§ Work to be completed
Pictures aside, quote the whole listing exactly.

━━━━━━━━

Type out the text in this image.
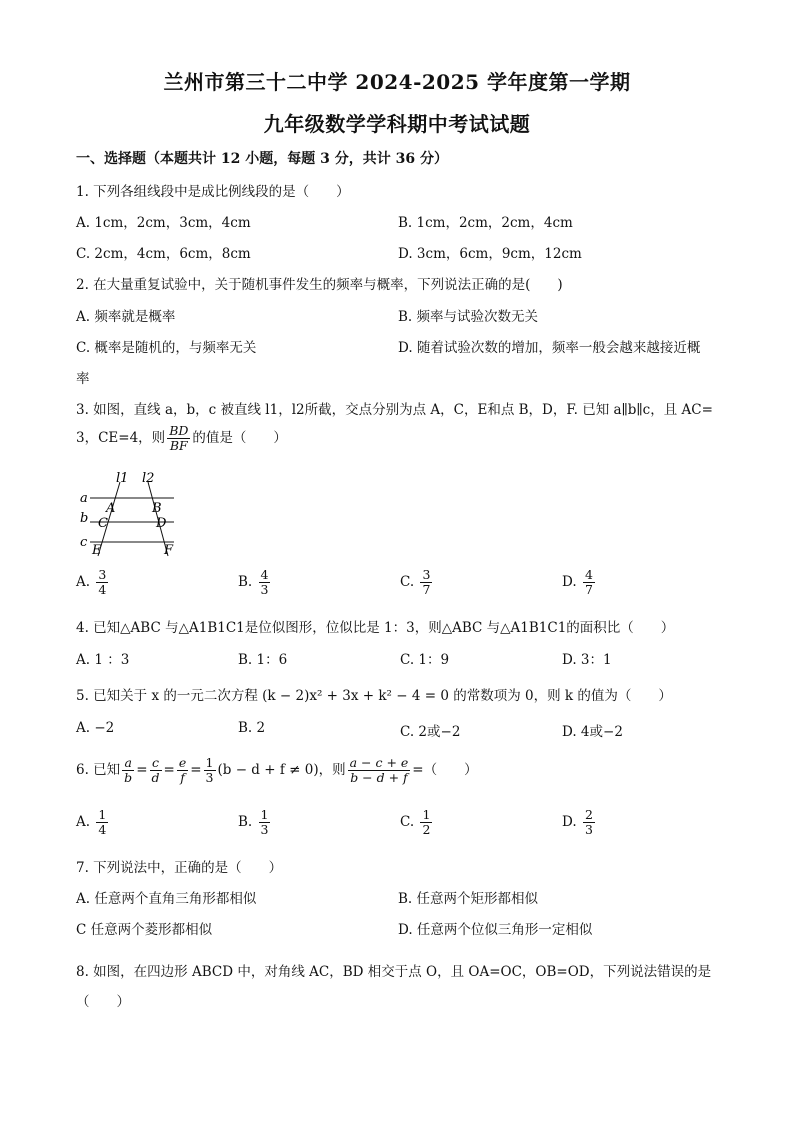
兰州市第三十二中学 2024-2025 学年度第一学期
九年级数学学科期中考试试题
一、选择题（本题共计 12 小题，每题 3 分，共计 36 分）
1. 下列各组线段中是成比例线段的是（　　）
A. 1cm，2cm，3cm，4cm	B. 1cm，2cm，2cm，4cm
C. 2cm，4cm，6cm，8cm	D. 3cm，6cm，9cm，12cm
2. 在大量重复试验中，关于随机事件发生的频率与概率，下列说法正确的是(　　)
A. 频率就是概率	B. 频率与试验次数无关
C. 概率是随机的，与频率无关	D. 随着试验次数的增加，频率一般会越来越接近概
率
3. 如图，直线 a，b，c 被直线 l1，l2所截，交点分别为点 A，C，E和点 B，D，F. 已知 a∥b∥c，且 AC=
3，CE=4，则 $\frac{BD}{BF}$ 的值是（　　）
l1 l2
a
b
c
A	B
C	D
E	F
A. $\frac{3}{4}$	B. $\frac{4}{3}$	C. $\frac{3}{7}$	D. $\frac{4}{7}$
4. 已知△ABC 与△A1B1C1是位似图形，位似比是 1：3，则△ABC 与△A1B1C1的面积比（　　）
A. 1 ：3	B. 1：6	C. 1：9	D. 3：1
5. 已知关于 x 的一元二次方程 (k − 2)x² + 3x + k² − 4 = 0 的常数项为 0，则 k 的值为（　　）
A. −2	B. 2	C. 2或−2	D. 4或−2
6. 已知 $\frac{a}{b} = \frac{c}{d} = \frac{e}{f} = \frac{1}{3} (b - d + f \ne 0)$，则 $\frac{a - c + e}{b - d + f}$ =（　　）
A. $\frac{1}{4}$	B. $\frac{1}{3}$	C. $\frac{1}{2}$	D. $\frac{2}{3}$
7. 下列说法中，正确的是（　　）
A. 任意两个直角三角形都相似	B. 任意两个矩形都相似
C 任意两个菱形都相似	D. 任意两个位似三角形一定相似
8. 如图，在四边形 ABCD 中，对角线 AC，BD 相交于点 O，且 OA=OC，OB=OD，下列说法错误的是
（　　）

━━━━━━━━

§ Response
Type out the text in this image.
兰州市第三十二中学 2024-2025 学年度第一学期
九年级数学学科期中考试试题
一、选择题（本题共计 12 小题，每题 3 分，共计 36 分）
1. 下列各组线段中是成比例线段的是（　　）
A. 1cm，2cm，3cm，4cm	B. 1cm，2cm，2cm，4cm
C. 2cm，4cm，6cm，8cm	D. 3cm，6cm，9cm，12cm
2. 在大量重复试验中，关于随机事件发生的频率与概率，下列说法正确的是(　　)
A. 频率就是概率	B. 频率与试验次数无关
C. 概率是随机的，与频率无关	D. 随着试验次数的增加，频率一般会越来越接近概
率
3. 如图，直线 a，b，c 被直线 l1，l2所截，交点分别为点 A，C，E和点 B，D，F. 已知 a∥b∥c，且 AC=
3，CE=4，则 $\frac{BD}{BF}$ 的值是（　　）
l1 l2
a
b
c
A	B
C	D
E	F
A. $\frac{3}{4}$	B. $\frac{4}{3}$	C. $\frac{3}{7}$	D. $\frac{4}{7}$
4. 已知△ABC 与△A1B1C1是位似图形，位似比是 1：3，则△ABC 与△A1B1C1的面积比（　　）
A. 1 ：3	B. 1：6	C. 1：9	D. 3：1
5. 已知关于 x 的一元二次方程 (k − 2)x² + 3x + k² − 4 = 0 的常数项为 0，则 k 的值为（　　）
A. −2	B. 2	C. 2或−2	D. 4或−2
6. 已知 $\frac{a}{b} = \frac{c}{d} = \frac{e}{f} = \frac{1}{3} (b - d + f \ne 0)$，则 $\frac{a - c + e}{b - d + f}$ =（　　）
A. $\frac{1}{4}$	B. $\frac{1}{3}$	C. $\frac{1}{2}$	D. $\frac{2}{3}$
7. 下列说法中，正确的是（　　）
A. 任意两个直角三角形都相似	B. 任意两个矩形都相似
C 任意两个菱形都相似	D. 任意两个位似三角形一定相似
8. 如图，在四边形 ABCD 中，对角线 AC，BD 相交于点 O，且 OA=OC，OB=OD，下列说法错误的是
（　　）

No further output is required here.